Recorded data ▸
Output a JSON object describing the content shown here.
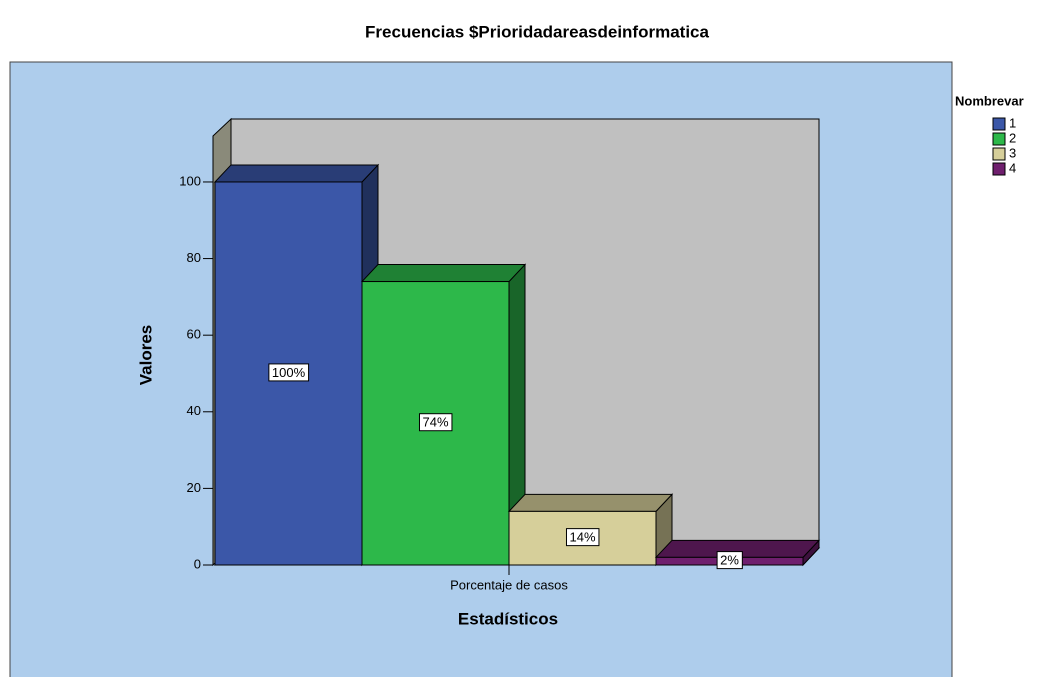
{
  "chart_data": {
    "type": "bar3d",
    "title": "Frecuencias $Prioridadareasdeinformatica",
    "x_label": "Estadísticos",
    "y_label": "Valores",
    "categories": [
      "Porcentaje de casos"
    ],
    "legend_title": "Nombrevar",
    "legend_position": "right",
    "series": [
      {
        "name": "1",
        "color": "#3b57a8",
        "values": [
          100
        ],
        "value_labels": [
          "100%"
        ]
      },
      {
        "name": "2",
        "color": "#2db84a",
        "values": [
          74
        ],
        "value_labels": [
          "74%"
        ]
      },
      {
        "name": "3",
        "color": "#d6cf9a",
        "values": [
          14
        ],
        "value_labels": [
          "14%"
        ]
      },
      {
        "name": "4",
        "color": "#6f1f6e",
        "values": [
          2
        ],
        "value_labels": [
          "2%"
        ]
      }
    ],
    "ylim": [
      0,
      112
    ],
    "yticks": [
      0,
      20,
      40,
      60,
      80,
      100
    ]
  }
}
...
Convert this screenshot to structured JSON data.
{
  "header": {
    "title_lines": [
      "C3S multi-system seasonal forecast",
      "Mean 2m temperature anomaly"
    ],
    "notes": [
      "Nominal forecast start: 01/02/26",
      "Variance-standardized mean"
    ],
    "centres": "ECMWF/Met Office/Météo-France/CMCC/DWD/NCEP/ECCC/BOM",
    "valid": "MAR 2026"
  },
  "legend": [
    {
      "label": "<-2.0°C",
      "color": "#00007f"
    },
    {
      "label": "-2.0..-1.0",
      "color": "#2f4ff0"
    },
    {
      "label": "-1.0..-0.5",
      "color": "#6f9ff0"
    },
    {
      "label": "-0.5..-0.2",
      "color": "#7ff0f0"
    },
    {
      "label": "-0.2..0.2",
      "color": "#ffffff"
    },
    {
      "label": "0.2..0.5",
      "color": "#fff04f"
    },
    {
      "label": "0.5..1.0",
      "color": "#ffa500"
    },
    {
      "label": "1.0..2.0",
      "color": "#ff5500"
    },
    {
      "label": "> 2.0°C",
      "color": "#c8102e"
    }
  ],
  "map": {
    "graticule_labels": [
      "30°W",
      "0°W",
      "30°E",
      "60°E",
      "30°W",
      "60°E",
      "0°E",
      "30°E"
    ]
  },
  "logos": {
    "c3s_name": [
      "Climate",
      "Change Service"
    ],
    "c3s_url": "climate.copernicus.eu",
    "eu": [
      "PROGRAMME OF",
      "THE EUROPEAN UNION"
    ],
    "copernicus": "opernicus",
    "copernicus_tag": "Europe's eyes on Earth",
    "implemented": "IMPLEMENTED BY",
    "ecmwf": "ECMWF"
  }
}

Problem statement ▸ Each line that contains the string "ECMWF" counts once; say how many there are and nothing else.

Full solution ▸ 2